*** THE INPUT ***
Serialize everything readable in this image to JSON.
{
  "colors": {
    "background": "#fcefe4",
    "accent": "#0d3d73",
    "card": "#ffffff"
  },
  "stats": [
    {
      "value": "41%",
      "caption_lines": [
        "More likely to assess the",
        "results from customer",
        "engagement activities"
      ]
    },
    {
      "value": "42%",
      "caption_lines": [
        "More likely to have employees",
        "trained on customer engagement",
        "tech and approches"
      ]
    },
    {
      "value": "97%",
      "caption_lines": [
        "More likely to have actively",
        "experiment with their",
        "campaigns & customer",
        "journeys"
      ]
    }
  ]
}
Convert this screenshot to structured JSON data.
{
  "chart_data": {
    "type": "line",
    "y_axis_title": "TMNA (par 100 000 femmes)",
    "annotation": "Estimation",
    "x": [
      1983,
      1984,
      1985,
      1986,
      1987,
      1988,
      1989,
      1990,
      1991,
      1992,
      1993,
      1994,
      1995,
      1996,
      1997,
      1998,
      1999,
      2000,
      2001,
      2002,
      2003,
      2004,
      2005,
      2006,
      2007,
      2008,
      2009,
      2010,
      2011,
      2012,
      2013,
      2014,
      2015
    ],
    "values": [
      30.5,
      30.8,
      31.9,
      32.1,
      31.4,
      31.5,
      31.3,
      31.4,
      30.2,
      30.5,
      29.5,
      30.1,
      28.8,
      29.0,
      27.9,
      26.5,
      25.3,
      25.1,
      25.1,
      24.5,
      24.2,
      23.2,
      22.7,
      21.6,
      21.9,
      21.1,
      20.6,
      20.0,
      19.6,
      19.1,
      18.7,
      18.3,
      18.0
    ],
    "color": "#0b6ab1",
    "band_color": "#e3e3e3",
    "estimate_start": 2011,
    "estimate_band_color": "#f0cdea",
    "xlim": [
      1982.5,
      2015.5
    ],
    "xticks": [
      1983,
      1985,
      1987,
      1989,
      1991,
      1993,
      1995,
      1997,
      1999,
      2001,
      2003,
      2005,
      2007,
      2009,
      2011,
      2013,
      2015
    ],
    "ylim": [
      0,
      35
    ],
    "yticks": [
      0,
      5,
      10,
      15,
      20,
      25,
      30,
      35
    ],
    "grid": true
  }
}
***
## EXERCISE DESCRIPTION
Repeat all the entries exactly as given.

## TASK OUTPUT
Serialize everything readable in this image to JSON.
{
  "colors": {
    "background": "#fcefe4",
    "accent": "#0d3d73",
    "card": "#ffffff"
  },
  "stats": [
    {
      "value": "41%",
      "caption_lines": [
        "More likely to assess the",
        "results from customer",
        "engagement activities"
      ]
    },
    {
      "value": "42%",
      "caption_lines": [
        "More likely to have employees",
        "trained on customer engagement",
        "tech and approches"
      ]
    },
    {
      "value": "97%",
      "caption_lines": [
        "More likely to have actively",
        "experiment with their",
        "campaigns & customer",
        "journeys"
      ]
    }
  ]
}
Convert this screenshot to structured JSON data.
{
  "chart_data": {
    "type": "line",
    "y_axis_title": "TMNA (par 100 000 femmes)",
    "annotation": "Estimation",
    "x": [
      1983,
      1984,
      1985,
      1986,
      1987,
      1988,
      1989,
      1990,
      1991,
      1992,
      1993,
      1994,
      1995,
      1996,
      1997,
      1998,
      1999,
      2000,
      2001,
      2002,
      2003,
      2004,
      2005,
      2006,
      2007,
      2008,
      2009,
      2010,
      2011,
      2012,
      2013,
      2014,
      2015
    ],
    "values": [
      30.5,
      30.8,
      31.9,
      32.1,
      31.4,
      31.5,
      31.3,
      31.4,
      30.2,
      30.5,
      29.5,
      30.1,
      28.8,
      29.0,
      27.9,
      26.5,
      25.3,
      25.1,
      25.1,
      24.5,
      24.2,
      23.2,
      22.7,
      21.6,
      21.9,
      21.1,
      20.6,
      20.0,
      19.6,
      19.1,
      18.7,
      18.3,
      18.0
    ],
    "color": "#0b6ab1",
    "band_color": "#e3e3e3",
    "estimate_start": 2011,
    "estimate_band_color": "#f0cdea",
    "xlim": [
      1982.5,
      2015.5
    ],
    "xticks": [
      1983,
      1985,
      1987,
      1989,
      1991,
      1993,
      1995,
      1997,
      1999,
      2001,
      2003,
      2005,
      2007,
      2009,
      2011,
      2013,
      2015
    ],
    "ylim": [
      0,
      35
    ],
    "yticks": [
      0,
      5,
      10,
      15,
      20,
      25,
      30,
      35
    ],
    "grid": true
  }
}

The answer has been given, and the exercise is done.